___ Task input

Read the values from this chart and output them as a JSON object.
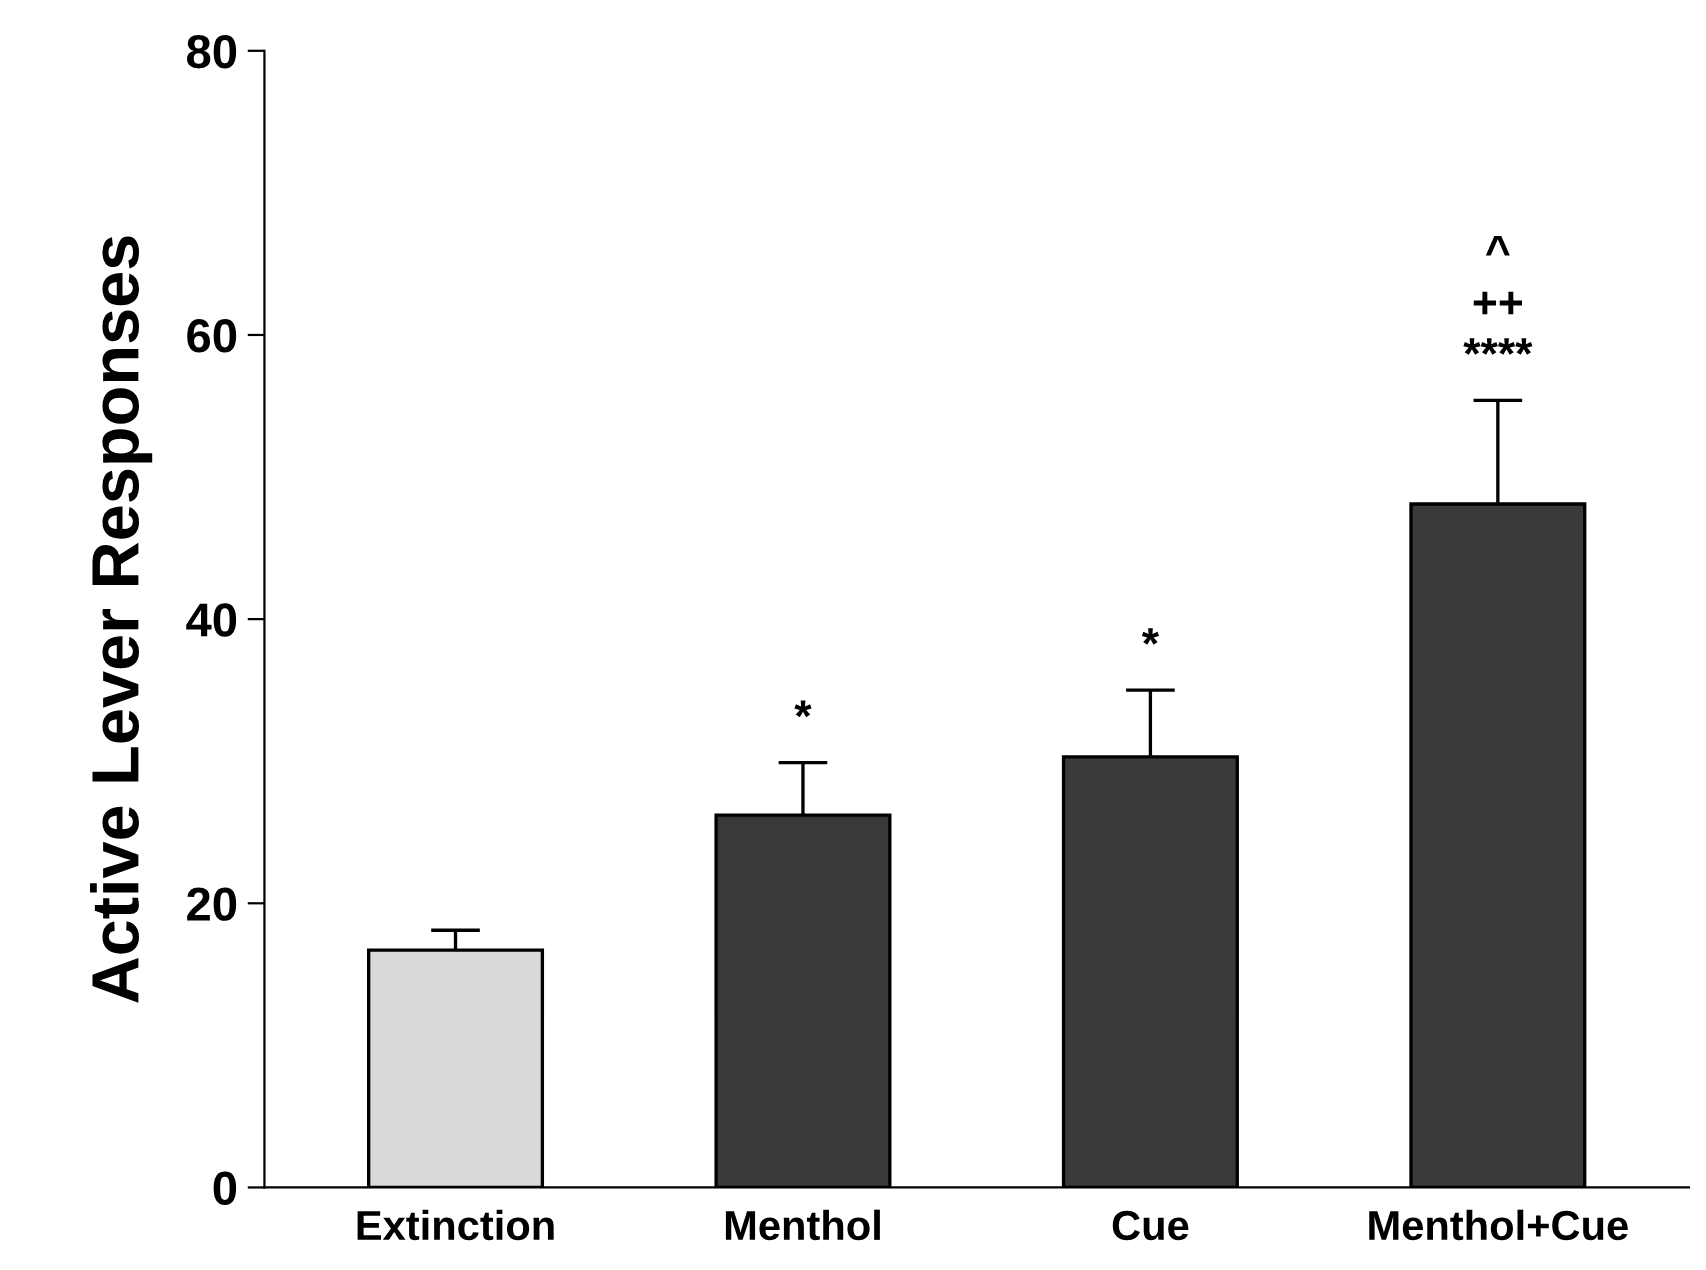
{
  "chart_data": {
    "type": "bar",
    "ylabel": "Active Lever Responses",
    "categories": [
      "Extinction",
      "Menthol",
      "Cue",
      "Menthol+Cue"
    ],
    "values": [
      16.7,
      26.2,
      30.3,
      48.1
    ],
    "colors": [
      "#d9d9d9",
      "#3a3a3a",
      "#3a3a3a",
      "#3a3a3a"
    ],
    "errors": [
      [
        16.7,
        18.1
      ],
      [
        26.2,
        29.9
      ],
      [
        30.3,
        35.0
      ],
      [
        48.1,
        55.4
      ]
    ],
    "ylim": [
      0,
      80
    ],
    "yticks": [
      0,
      20,
      40,
      60,
      80
    ],
    "grid": false,
    "annotations": [
      "*",
      "*",
      "^\n++\n****"
    ]
  }
}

______

**Your task:**
Reproduce every entry exactly, but omit each picture.

**Answer to the exercise:**
Read the values from this chart and output them as a JSON object.
{
  "chart_data": {
    "type": "bar",
    "ylabel": "Active Lever Responses",
    "categories": [
      "Extinction",
      "Menthol",
      "Cue",
      "Menthol+Cue"
    ],
    "values": [
      16.7,
      26.2,
      30.3,
      48.1
    ],
    "colors": [
      "#d9d9d9",
      "#3a3a3a",
      "#3a3a3a",
      "#3a3a3a"
    ],
    "errors": [
      [
        16.7,
        18.1
      ],
      [
        26.2,
        29.9
      ],
      [
        30.3,
        35.0
      ],
      [
        48.1,
        55.4
      ]
    ],
    "ylim": [
      0,
      80
    ],
    "yticks": [
      0,
      20,
      40,
      60,
      80
    ],
    "grid": false,
    "annotations": [
      "*",
      "*",
      "^\n++\n****"
    ]
  }
}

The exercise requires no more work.